→ **Your assignment**: Go through the entries below. Copy each line in which "name" appears.

→ **Data provided**:
—————

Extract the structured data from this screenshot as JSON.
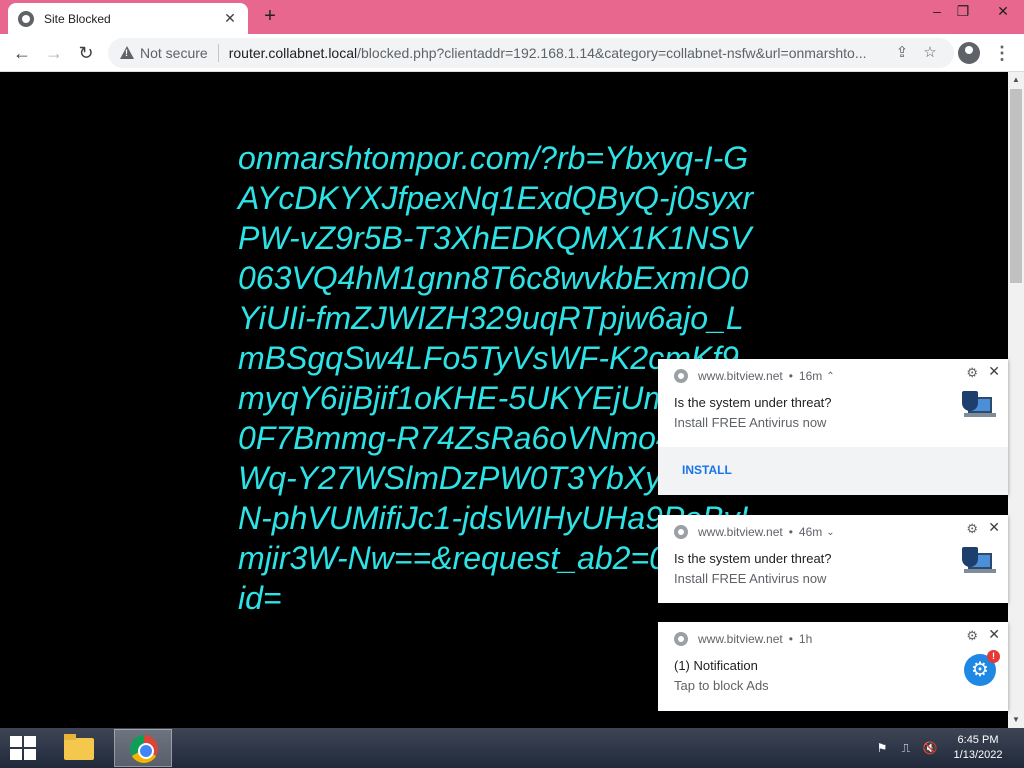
{
  "browser": {
    "tab_title": "Site Blocked",
    "tab_close": "✕",
    "new_tab": "+",
    "window_min": "–",
    "window_max": "❐",
    "window_close": "✕",
    "nav_back": "←",
    "nav_forward": "→",
    "nav_reload": "↻",
    "security_label": "Not secure",
    "url_host": "router.collabnet.local",
    "url_path": "/blocked.php?clientaddr=192.168.1.14&category=collabnet-nsfw&url=onmarshto...",
    "share": "⇪",
    "star": "☆",
    "menu": "⋮"
  },
  "page": {
    "blocked_url_text": "onmarshtompor.com/?rb=Ybxyq-I-GAYcDKYXJfpexNq1ExdQByQ-j0syxrPW-vZ9r5B-T3XhEDKQMX1K1NSV063VQ4hM1gnn8T6c8wvkbExmIO0YiUIi-fmZJWIZH329uqRTpjw6ajo_LmBSgqSw4LFo5TyVsWF-K2cmKf9myqY6ijBjif1oKHE-5UKYEjUmXRi_J0F7Bmmg-R74ZsRa6oVNmo4lmGWq-Y27WSlmDzPW0T3YbXyAxYQN-phVUMifiJc1-jdsWIHyUHa9PoBvImjir3W-Nw==&request_ab2=0&zoneid="
  },
  "notifications": [
    {
      "site": "www.bitview.net",
      "time": "16m",
      "chevron": "⌃",
      "title": "Is the system under threat?",
      "body": "Install FREE Antivirus now",
      "action": "INSTALL"
    },
    {
      "site": "www.bitview.net",
      "time": "46m",
      "chevron": "⌄",
      "title": "Is the system under threat?",
      "body": "Install FREE Antivirus now"
    },
    {
      "site": "www.bitview.net",
      "time": "1h",
      "title": "(1) Notification",
      "body": "Tap to block Ads",
      "badge": "!"
    }
  ],
  "notification_dot": "•",
  "notification_gear": "⚙",
  "notification_close": "✕",
  "scrollbar": {
    "up": "▲",
    "down": "▼"
  },
  "taskbar": {
    "time": "6:45 PM",
    "date": "1/13/2022",
    "tray_flag": "⚑",
    "tray_network": "⎍",
    "tray_volume": "🔇"
  },
  "colors": {
    "titlebar": "#e8678f",
    "blocked_text": "#2ee3e6",
    "page_background": "#000000",
    "install_button": "#1a73e8"
  }
}
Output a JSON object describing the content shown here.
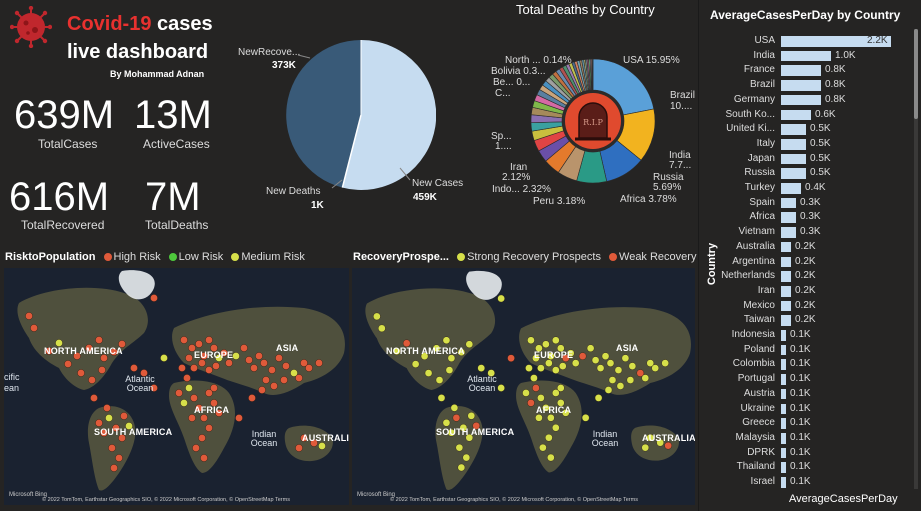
{
  "header": {
    "title_red": "Covid-19",
    "title_rest": " cases",
    "title_line2": "live dashboard",
    "byline": "By Mohammad Adnan",
    "logo_icon": "virus-icon"
  },
  "kpis": [
    {
      "value": "639M",
      "label": "TotalCases"
    },
    {
      "value": "13M",
      "label": "ActiveCases"
    },
    {
      "value": "616M",
      "label": "TotalRecovered"
    },
    {
      "value": "7M",
      "label": "TotalDeaths"
    }
  ],
  "pie_chart": {
    "labels": [
      {
        "name": "NewRecove...",
        "value": "373K"
      },
      {
        "name": "New Deaths",
        "value": "1K"
      },
      {
        "name": "New Cases",
        "value": "459K"
      }
    ]
  },
  "donut_chart": {
    "title": "Total Deaths by Country",
    "labels": [
      {
        "text": "North ... 0.14%"
      },
      {
        "text": "Bolivia 0.3..."
      },
      {
        "text": "Be... 0..."
      },
      {
        "text": "C..."
      },
      {
        "text": "USA 15.95%"
      },
      {
        "text": "Brazil"
      },
      {
        "text": "10...."
      },
      {
        "text": "Sp..."
      },
      {
        "text": "1...."
      },
      {
        "text": "India"
      },
      {
        "text": "7.7..."
      },
      {
        "text": "Russia"
      },
      {
        "text": "5.69%"
      },
      {
        "text": "Iran"
      },
      {
        "text": "2.12%"
      },
      {
        "text": "Indo... 2.32%"
      },
      {
        "text": "Peru 3.18%"
      },
      {
        "text": "Africa 3.78%"
      }
    ],
    "center_icon": "tombstone-icon",
    "center_text": "R.I.P"
  },
  "map_risk": {
    "title": "RisktoPopulation",
    "legend": [
      {
        "label": "High Risk",
        "color": "#e05a3a"
      },
      {
        "label": "Low Risk",
        "color": "#4ec83c"
      },
      {
        "label": "Medium Risk",
        "color": "#d7e04a"
      }
    ],
    "labels": {
      "north_america": "NORTH AMERICA",
      "pacific": "cific",
      "ocean": "ean",
      "europe": "EUROPE",
      "asia": "ASIA",
      "africa": "AFRICA",
      "south_america": "SOUTH AMERICA",
      "atlantic": "Atlantic\nOcean",
      "indian": "Indian\nOcean",
      "australia": "AUSTRALIA"
    },
    "footer": "© 2022 TomTom, Earthstar Geographics SIO, © 2022 Microsoft Corporation, © OpenStreetMap  Terms",
    "bing": "Microsoft Bing"
  },
  "map_recovery": {
    "title": "RecoveryProspe...",
    "legend": [
      {
        "label": "Strong Recovery Prospects",
        "color": "#d7e04a"
      },
      {
        "label": "Weak Recovery Prospects",
        "color": "#e05a3a"
      }
    ],
    "labels": {
      "north_america": "NORTH AMERICA",
      "europe": "EUROPE",
      "asia": "ASIA",
      "africa": "AFRICA",
      "south_america": "SOUTH AMERICA",
      "atlantic": "Atlantic\nOcean",
      "indian": "Indian\nOcean",
      "australia": "AUSTRALIA"
    },
    "footer": "© 2022 TomTom, Earthstar Geographics SIO, © 2022 Microsoft Corporation, © OpenStreetMap  Terms",
    "bing": "Microsoft Bing"
  },
  "bar_chart": {
    "title": "AverageCasesPerDay by Country",
    "xlabel": "AverageCasesPerDay",
    "ylabel": "Country",
    "bar_color": "#c6dcf0"
  },
  "chart_data": {
    "type": "bar",
    "title": "AverageCasesPerDay by Country",
    "xlabel": "AverageCasesPerDay",
    "ylabel": "Country",
    "categories": [
      "USA",
      "India",
      "France",
      "Brazil",
      "Germany",
      "South Ko...",
      "United Ki...",
      "Italy",
      "Japan",
      "Russia",
      "Turkey",
      "Spain",
      "Africa",
      "Vietnam",
      "Australia",
      "Argentina",
      "Netherlands",
      "Iran",
      "Mexico",
      "Taiwan",
      "Indonesia",
      "Poland",
      "Colombia",
      "Portugal",
      "Austria",
      "Ukraine",
      "Greece",
      "Malaysia",
      "DPRK",
      "Thailand",
      "Israel"
    ],
    "values": [
      2200,
      1000,
      800,
      800,
      800,
      600,
      500,
      500,
      500,
      500,
      400,
      300,
      300,
      300,
      200,
      200,
      200,
      200,
      200,
      200,
      100,
      100,
      100,
      100,
      100,
      100,
      100,
      100,
      100,
      100,
      100
    ],
    "value_labels": [
      "2.2K",
      "1.0K",
      "0.8K",
      "0.8K",
      "0.8K",
      "0.6K",
      "0.5K",
      "0.5K",
      "0.5K",
      "0.5K",
      "0.4K",
      "0.3K",
      "0.3K",
      "0.3K",
      "0.2K",
      "0.2K",
      "0.2K",
      "0.2K",
      "0.2K",
      "0.2K",
      "0.1K",
      "0.1K",
      "0.1K",
      "0.1K",
      "0.1K",
      "0.1K",
      "0.1K",
      "0.1K",
      "0.1K",
      "0.1K",
      "0.1K"
    ],
    "xlim": [
      0,
      2200
    ]
  }
}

—————

→ **Result of the exercise**:
        "name": "NewRecove...",
        "name": "New Deaths",
        "name": "New Cases",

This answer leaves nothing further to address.